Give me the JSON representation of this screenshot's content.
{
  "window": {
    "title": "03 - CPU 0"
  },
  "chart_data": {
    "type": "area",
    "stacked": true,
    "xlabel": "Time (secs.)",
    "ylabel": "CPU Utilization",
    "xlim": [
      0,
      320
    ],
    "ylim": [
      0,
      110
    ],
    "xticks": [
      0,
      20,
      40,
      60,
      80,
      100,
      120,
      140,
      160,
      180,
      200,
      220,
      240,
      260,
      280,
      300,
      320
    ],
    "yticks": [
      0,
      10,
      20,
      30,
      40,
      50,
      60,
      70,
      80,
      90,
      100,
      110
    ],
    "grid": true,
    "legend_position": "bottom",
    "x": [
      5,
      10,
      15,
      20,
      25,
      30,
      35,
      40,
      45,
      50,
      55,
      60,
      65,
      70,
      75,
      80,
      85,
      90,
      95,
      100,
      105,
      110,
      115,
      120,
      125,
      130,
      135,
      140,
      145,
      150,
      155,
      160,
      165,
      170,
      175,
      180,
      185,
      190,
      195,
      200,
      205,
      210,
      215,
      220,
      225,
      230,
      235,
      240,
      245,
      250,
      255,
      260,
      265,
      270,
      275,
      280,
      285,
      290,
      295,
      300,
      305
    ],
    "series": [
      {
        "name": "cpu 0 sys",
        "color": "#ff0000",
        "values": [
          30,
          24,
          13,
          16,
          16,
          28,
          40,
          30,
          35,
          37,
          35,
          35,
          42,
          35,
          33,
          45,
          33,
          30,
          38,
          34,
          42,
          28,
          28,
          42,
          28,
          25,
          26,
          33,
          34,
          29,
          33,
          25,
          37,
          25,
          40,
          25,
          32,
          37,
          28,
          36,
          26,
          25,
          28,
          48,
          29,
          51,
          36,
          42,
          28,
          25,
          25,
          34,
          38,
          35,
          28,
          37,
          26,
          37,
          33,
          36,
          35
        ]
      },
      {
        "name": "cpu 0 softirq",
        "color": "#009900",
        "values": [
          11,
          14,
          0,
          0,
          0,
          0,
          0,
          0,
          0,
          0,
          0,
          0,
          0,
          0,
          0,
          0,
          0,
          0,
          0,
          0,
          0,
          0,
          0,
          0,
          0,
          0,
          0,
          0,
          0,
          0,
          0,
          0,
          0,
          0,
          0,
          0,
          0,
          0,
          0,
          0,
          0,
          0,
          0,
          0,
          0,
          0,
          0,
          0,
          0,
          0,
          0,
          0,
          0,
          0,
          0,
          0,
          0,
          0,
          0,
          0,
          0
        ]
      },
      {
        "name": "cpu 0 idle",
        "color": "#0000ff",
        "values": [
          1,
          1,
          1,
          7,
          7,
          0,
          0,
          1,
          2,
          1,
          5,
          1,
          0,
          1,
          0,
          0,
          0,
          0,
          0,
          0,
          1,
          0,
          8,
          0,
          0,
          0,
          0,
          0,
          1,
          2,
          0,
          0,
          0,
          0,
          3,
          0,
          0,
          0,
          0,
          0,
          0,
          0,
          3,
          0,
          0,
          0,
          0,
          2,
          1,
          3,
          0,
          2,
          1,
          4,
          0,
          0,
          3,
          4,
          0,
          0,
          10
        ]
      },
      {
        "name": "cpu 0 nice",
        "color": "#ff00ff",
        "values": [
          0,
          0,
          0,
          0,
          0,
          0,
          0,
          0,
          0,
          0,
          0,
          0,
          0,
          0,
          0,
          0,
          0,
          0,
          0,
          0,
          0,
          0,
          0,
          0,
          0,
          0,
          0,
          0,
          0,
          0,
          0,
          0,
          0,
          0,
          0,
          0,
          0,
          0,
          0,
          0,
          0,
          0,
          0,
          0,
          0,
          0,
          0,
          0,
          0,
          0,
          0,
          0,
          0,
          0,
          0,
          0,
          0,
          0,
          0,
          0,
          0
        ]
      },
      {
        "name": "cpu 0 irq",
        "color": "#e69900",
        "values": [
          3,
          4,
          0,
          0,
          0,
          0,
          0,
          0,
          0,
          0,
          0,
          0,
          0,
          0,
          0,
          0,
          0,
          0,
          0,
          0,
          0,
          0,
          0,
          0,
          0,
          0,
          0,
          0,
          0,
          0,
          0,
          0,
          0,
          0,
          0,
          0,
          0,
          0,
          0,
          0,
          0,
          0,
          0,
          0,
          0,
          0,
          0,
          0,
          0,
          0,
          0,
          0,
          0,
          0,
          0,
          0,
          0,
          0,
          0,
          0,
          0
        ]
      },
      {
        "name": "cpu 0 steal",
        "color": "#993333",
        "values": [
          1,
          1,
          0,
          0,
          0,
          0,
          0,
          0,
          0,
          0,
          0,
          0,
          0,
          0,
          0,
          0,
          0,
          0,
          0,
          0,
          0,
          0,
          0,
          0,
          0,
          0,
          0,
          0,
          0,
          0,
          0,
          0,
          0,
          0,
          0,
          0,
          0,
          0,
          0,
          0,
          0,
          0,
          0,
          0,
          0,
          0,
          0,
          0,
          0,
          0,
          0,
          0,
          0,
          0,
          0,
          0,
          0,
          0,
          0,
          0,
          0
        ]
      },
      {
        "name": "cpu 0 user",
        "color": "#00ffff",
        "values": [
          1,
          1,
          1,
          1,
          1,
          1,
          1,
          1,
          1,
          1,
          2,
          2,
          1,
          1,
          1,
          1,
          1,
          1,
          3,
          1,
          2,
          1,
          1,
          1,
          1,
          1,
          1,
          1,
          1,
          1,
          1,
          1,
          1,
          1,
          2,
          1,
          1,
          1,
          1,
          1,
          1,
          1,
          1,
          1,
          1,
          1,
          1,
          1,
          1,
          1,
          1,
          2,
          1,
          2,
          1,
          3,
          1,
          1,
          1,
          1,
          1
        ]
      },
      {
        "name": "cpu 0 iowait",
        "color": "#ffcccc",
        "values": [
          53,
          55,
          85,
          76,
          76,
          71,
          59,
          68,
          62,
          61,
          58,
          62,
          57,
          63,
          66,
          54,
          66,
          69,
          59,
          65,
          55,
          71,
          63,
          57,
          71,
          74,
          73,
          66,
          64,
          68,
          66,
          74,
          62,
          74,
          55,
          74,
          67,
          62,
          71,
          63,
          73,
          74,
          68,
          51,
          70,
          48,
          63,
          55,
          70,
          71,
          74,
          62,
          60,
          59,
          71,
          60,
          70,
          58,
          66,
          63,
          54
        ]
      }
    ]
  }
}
....................
Of the lines in the data, how many contain the word "color"? Provide the number and nothing further.

* _Response to this exercise_:
8